--- Listing ---
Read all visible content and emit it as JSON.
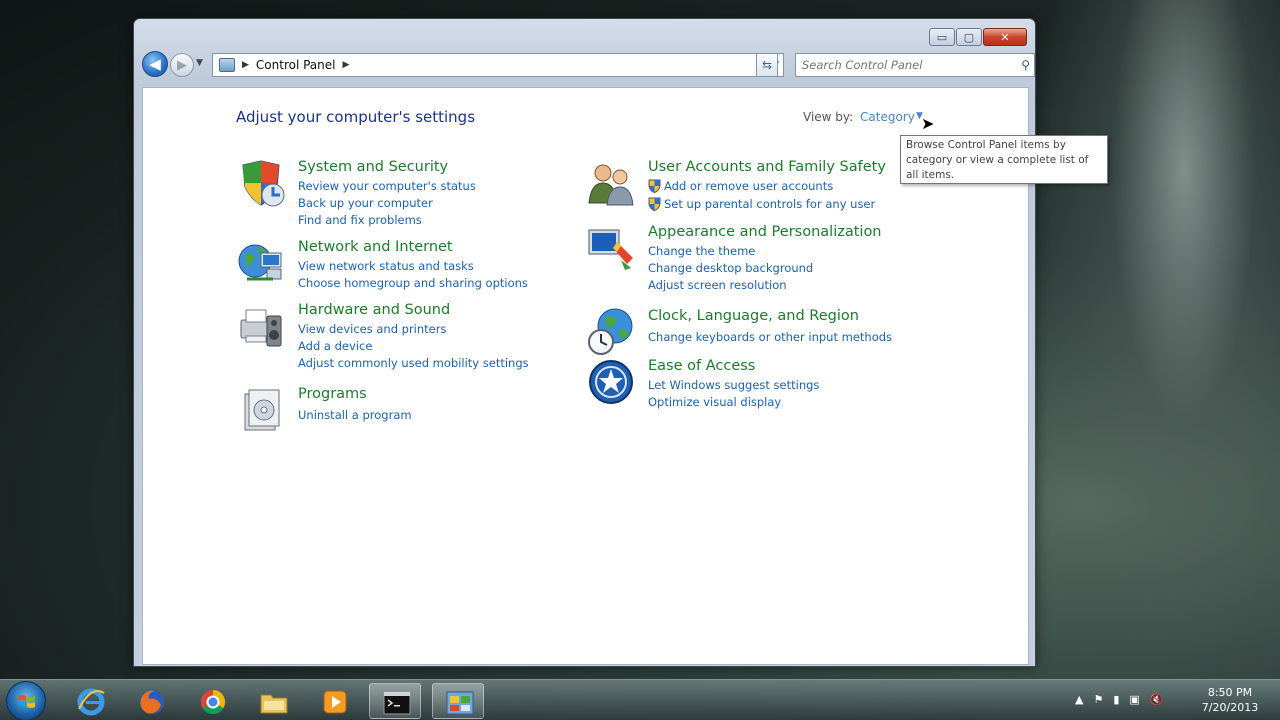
{
  "window": {
    "caption": {
      "minimize": "▭",
      "maximize": "▢",
      "close": "✕"
    },
    "breadcrumb": "Control Panel",
    "search_placeholder": "Search Control Panel"
  },
  "main": {
    "heading": "Adjust your computer's settings",
    "view_by_label": "View by:",
    "view_by_value": "Category",
    "tooltip": "Browse Control Panel items by category or view a complete list of all items."
  },
  "categories": [
    {
      "title": "System and Security",
      "icon": "shield-icon",
      "links": [
        "Review your computer's status",
        "Back up your computer",
        "Find and fix problems"
      ]
    },
    {
      "title": "Network and Internet",
      "icon": "network-globe-icon",
      "links": [
        "View network status and tasks",
        "Choose homegroup and sharing options"
      ]
    },
    {
      "title": "Hardware and Sound",
      "icon": "printer-speaker-icon",
      "links": [
        "View devices and printers",
        "Add a device",
        "Adjust commonly used mobility settings"
      ]
    },
    {
      "title": "Programs",
      "icon": "programs-box-icon",
      "links": [
        "Uninstall a program"
      ]
    },
    {
      "title": "User Accounts and Family Safety",
      "icon": "users-icon",
      "links": [
        "Add or remove user accounts",
        "Set up parental controls for any user"
      ]
    },
    {
      "title": "Appearance and Personalization",
      "icon": "monitor-paint-icon",
      "links": [
        "Change the theme",
        "Change desktop background",
        "Adjust screen resolution"
      ]
    },
    {
      "title": "Clock, Language, and Region",
      "icon": "clock-globe-icon",
      "links": [
        "Change keyboards or other input methods"
      ]
    },
    {
      "title": "Ease of Access",
      "icon": "ease-of-access-icon",
      "links": [
        "Let Windows suggest settings",
        "Optimize visual display"
      ]
    }
  ],
  "taskbar": {
    "items": [
      "start-orb",
      "internet-explorer",
      "firefox",
      "chrome",
      "windows-explorer",
      "media-player",
      "command-prompt",
      "control-panel"
    ],
    "tray_glyphs": {
      "up": "▲",
      "flag": "⚑",
      "power": "▮",
      "network": "▣",
      "volume": "🔇"
    },
    "time": "8:50 PM",
    "date": "7/20/2013"
  },
  "colors": {
    "link": "#1f62a8",
    "category_title": "#1f7a2e",
    "heading": "#1e3287"
  }
}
---
• **Work instructions**: Using the listing above, state the number of lines that hold "icon", with no other text.

• **Complete output**: 8